CHALLENGE. Write the material out again exactly as it stands.

RECORD EXCERPTS.
------------------------

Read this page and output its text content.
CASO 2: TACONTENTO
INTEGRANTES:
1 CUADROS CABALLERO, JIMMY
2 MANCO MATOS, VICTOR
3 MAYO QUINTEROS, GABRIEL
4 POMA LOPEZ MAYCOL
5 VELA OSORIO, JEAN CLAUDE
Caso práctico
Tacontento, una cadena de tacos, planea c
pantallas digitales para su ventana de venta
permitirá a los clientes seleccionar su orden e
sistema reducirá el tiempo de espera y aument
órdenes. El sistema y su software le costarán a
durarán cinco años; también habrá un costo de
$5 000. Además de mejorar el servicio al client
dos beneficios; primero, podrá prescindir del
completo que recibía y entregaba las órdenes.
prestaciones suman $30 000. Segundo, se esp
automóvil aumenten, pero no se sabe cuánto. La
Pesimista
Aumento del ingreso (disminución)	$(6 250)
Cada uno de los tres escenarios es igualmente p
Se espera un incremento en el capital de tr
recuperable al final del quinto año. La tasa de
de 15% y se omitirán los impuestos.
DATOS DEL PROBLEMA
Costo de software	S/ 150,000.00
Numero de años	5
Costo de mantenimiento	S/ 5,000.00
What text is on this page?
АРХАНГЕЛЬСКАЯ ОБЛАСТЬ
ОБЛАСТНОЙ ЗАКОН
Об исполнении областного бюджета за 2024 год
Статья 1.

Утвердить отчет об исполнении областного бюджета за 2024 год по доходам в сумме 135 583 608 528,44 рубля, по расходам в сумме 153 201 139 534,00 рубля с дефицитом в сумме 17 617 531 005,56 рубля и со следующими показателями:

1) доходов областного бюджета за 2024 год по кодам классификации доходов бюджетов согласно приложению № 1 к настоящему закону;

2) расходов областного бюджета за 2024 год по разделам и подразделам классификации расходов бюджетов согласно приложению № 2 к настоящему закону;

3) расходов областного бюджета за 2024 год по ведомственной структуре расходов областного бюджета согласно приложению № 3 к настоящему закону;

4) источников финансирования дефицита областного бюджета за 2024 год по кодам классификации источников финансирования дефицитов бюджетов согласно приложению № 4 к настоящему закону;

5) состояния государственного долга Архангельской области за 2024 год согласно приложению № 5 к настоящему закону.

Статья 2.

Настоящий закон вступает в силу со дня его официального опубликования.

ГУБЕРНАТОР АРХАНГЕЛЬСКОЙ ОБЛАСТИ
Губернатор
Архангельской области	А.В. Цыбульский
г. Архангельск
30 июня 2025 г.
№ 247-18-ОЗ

------------------------

EXPECTED OUTPUT.
Read this page and output its text content.
CASO 2: TACONTENTO
INTEGRANTES:
1 CUADROS CABALLERO, JIMMY
2 MANCO MATOS, VICTOR
3 MAYO QUINTEROS, GABRIEL
4 POMA LOPEZ MAYCOL
5 VELA OSORIO, JEAN CLAUDE
Caso práctico
Tacontento, una cadena de tacos, planea c
pantallas digitales para su ventana de venta
permitirá a los clientes seleccionar su orden e
sistema reducirá el tiempo de espera y aument
órdenes. El sistema y su software le costarán a
durarán cinco años; también habrá un costo de
$5 000. Además de mejorar el servicio al client
dos beneficios; primero, podrá prescindir del
completo que recibía y entregaba las órdenes.
prestaciones suman $30 000. Segundo, se esp
automóvil aumenten, pero no se sabe cuánto. La
Pesimista
Aumento del ingreso (disminución)	$(6 250)
Cada uno de los tres escenarios es igualmente p
Se espera un incremento en el capital de tr
recuperable al final del quinto año. La tasa de
de 15% y se omitirán los impuestos.
DATOS DEL PROBLEMA
Costo de software	S/ 150,000.00
Numero de años	5
Costo de mantenimiento	S/ 5,000.00
What text is on this page?
АРХАНГЕЛЬСКАЯ ОБЛАСТЬ
ОБЛАСТНОЙ ЗАКОН
Об исполнении областного бюджета за 2024 год
Статья 1.

Утвердить отчет об исполнении областного бюджета за 2024 год по доходам в сумме 135 583 608 528,44 рубля, по расходам в сумме 153 201 139 534,00 рубля с дефицитом в сумме 17 617 531 005,56 рубля и со следующими показателями:

1) доходов областного бюджета за 2024 год по кодам классификации доходов бюджетов согласно приложению № 1 к настоящему закону;

2) расходов областного бюджета за 2024 год по разделам и подразделам классификации расходов бюджетов согласно приложению № 2 к настоящему закону;

3) расходов областного бюджета за 2024 год по ведомственной структуре расходов областного бюджета согласно приложению № 3 к настоящему закону;

4) источников финансирования дефицита областного бюджета за 2024 год по кодам классификации источников финансирования дефицитов бюджетов согласно приложению № 4 к настоящему закону;

5) состояния государственного долга Архангельской области за 2024 год согласно приложению № 5 к настоящему закону.

Статья 2.

Настоящий закон вступает в силу со дня его официального опубликования.

ГУБЕРНАТОР АРХАНГЕЛЬСКОЙ ОБЛАСТИ
Губернатор
Архангельской области	А.В. Цыбульский
г. Архангельск
30 июня 2025 г.
№ 247-18-ОЗ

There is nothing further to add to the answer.